▶ **TASK REQUIREMENTS**: Reproduce the material below word for word, starting at its first line and ending at the line that contains "slice-percent: 18% — [591, 171, 633, 193]", with both of those lines included.

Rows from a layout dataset

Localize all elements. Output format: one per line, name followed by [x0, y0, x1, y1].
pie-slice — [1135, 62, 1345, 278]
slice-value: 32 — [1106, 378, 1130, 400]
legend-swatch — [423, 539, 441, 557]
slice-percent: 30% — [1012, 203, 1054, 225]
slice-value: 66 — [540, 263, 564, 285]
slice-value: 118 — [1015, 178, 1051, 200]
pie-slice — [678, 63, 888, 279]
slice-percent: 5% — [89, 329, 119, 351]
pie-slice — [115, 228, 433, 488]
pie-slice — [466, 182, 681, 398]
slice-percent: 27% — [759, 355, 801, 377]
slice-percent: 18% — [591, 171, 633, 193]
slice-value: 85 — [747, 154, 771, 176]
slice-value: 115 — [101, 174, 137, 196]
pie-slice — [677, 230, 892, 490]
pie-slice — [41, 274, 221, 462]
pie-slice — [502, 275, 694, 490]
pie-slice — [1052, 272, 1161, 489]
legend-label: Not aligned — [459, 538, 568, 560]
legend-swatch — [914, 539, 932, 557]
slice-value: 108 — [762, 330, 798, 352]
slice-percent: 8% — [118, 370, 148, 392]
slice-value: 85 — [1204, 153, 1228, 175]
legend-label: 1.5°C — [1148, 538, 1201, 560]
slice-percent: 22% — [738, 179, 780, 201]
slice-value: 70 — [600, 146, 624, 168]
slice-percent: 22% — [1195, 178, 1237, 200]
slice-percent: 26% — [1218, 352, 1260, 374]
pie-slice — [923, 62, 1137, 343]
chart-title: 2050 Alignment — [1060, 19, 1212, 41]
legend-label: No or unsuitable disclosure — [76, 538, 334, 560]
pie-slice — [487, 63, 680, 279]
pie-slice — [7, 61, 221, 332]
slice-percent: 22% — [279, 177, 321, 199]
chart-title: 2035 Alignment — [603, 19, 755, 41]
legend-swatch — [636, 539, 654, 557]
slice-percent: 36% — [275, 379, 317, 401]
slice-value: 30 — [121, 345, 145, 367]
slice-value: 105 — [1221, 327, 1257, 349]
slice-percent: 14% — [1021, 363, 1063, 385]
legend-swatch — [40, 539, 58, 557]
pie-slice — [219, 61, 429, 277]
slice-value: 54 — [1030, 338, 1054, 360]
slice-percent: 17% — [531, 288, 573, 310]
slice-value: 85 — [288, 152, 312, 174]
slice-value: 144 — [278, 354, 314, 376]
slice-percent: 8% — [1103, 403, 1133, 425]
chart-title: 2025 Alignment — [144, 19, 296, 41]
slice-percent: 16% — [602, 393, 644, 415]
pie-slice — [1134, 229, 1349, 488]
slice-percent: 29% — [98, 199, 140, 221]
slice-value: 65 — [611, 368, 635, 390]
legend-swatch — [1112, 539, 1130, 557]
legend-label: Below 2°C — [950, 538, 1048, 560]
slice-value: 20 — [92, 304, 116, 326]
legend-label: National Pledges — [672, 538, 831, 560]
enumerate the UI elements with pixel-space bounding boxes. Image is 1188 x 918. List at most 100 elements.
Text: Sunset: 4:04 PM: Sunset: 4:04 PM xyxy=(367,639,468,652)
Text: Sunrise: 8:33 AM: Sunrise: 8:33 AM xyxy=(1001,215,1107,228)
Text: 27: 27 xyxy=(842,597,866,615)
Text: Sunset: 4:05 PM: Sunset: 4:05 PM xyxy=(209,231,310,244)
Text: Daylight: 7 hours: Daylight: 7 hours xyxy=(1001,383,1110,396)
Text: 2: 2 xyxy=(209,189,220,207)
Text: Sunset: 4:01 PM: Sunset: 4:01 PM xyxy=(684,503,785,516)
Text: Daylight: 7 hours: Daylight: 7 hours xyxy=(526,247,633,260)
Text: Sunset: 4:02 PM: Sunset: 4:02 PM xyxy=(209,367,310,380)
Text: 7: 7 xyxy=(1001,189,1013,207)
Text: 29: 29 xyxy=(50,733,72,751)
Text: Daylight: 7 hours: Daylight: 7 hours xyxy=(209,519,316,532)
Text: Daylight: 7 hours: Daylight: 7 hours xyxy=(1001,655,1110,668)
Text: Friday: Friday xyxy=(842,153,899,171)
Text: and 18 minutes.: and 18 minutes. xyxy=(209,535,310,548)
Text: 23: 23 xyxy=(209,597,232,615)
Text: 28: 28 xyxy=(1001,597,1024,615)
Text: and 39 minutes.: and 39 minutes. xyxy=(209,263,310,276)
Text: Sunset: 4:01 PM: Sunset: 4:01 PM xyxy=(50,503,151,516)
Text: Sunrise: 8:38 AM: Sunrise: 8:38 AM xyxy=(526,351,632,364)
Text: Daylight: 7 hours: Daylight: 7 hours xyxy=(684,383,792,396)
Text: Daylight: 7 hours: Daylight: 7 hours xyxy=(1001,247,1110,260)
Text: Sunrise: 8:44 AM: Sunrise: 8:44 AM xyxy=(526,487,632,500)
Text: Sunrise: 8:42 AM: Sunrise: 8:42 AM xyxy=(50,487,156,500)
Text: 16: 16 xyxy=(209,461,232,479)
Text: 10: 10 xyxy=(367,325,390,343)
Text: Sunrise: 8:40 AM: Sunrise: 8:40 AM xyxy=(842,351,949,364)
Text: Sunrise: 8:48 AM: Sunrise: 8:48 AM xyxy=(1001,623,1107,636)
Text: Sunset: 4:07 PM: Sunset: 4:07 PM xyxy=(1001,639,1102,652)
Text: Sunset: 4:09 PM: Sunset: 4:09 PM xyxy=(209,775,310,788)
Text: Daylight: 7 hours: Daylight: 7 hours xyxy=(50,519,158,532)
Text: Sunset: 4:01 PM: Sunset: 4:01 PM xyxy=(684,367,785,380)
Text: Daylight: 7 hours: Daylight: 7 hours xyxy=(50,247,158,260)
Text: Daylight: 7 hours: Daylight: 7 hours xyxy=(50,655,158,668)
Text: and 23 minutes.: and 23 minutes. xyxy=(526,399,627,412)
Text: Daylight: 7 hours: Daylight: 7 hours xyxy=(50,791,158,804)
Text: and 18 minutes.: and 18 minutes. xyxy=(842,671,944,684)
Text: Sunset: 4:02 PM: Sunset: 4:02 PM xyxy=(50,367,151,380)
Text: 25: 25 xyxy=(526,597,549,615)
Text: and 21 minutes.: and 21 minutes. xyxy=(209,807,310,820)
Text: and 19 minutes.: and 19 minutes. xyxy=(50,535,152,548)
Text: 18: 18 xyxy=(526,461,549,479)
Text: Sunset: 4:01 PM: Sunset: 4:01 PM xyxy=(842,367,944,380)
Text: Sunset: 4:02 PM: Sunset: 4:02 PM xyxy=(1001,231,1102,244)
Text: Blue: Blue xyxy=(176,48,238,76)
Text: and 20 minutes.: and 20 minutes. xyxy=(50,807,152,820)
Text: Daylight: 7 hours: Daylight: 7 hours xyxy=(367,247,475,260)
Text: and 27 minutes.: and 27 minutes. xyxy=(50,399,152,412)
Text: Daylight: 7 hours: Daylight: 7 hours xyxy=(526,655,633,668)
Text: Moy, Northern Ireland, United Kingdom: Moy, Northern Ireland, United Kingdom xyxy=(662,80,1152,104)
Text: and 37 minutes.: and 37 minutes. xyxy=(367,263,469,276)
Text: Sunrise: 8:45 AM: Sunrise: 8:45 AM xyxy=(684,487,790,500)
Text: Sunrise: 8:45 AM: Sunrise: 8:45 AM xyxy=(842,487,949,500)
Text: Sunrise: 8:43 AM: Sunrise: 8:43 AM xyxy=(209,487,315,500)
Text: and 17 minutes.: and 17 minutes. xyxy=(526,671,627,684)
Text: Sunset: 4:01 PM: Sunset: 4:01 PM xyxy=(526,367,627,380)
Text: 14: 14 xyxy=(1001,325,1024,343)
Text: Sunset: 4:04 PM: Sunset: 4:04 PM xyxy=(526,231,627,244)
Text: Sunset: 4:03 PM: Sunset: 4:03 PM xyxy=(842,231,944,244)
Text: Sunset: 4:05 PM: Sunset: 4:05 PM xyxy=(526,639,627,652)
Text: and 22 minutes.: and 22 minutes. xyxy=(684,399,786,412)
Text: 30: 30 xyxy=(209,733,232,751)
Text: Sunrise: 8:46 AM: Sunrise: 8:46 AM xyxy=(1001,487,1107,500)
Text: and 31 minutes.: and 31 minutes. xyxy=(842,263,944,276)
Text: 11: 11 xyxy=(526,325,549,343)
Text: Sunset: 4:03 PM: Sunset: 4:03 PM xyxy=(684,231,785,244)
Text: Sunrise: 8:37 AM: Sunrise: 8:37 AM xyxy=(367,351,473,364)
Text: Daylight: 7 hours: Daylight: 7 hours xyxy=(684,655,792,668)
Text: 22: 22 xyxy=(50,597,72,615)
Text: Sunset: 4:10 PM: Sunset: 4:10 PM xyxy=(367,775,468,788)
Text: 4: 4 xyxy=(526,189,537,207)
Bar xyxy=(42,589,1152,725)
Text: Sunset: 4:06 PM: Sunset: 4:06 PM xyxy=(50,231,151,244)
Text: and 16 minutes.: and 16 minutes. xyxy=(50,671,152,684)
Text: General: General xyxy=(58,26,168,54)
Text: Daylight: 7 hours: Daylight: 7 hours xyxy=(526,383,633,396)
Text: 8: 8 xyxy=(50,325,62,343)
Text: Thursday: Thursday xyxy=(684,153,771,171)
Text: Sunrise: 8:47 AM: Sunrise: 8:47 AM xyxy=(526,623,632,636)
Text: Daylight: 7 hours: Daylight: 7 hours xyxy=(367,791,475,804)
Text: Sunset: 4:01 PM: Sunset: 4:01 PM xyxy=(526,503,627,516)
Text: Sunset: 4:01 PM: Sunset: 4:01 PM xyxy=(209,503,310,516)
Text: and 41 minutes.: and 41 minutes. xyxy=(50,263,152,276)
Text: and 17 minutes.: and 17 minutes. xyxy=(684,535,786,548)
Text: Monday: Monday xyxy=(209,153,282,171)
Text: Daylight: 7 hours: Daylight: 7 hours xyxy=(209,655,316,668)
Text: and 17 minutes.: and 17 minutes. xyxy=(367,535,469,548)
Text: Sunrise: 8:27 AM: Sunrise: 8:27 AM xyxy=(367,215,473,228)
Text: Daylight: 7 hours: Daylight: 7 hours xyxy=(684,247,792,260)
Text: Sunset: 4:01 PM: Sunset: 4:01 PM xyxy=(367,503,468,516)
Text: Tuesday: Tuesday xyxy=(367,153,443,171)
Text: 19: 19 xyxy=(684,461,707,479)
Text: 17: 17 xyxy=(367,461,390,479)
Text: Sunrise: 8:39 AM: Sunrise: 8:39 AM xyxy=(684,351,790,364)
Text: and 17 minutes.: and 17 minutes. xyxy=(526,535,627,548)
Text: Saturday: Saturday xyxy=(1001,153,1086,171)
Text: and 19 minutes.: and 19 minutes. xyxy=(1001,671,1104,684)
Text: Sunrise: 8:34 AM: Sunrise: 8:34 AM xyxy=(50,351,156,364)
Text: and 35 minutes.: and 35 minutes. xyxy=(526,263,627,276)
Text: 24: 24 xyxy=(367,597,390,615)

▶ **ANSWER TO THIS TASK**:
Localize all elements. Output format: one per line, name followed by [x0, y0, x1, y1].
pie-slice — [1135, 62, 1345, 278]
slice-value: 32 — [1106, 378, 1130, 400]
legend-swatch — [423, 539, 441, 557]
slice-percent: 30% — [1012, 203, 1054, 225]
slice-value: 66 — [540, 263, 564, 285]
slice-value: 118 — [1015, 178, 1051, 200]
pie-slice — [678, 63, 888, 279]
slice-percent: 5% — [89, 329, 119, 351]
pie-slice — [115, 228, 433, 488]
pie-slice — [466, 182, 681, 398]
slice-percent: 27% — [759, 355, 801, 377]
slice-percent: 18% — [591, 171, 633, 193]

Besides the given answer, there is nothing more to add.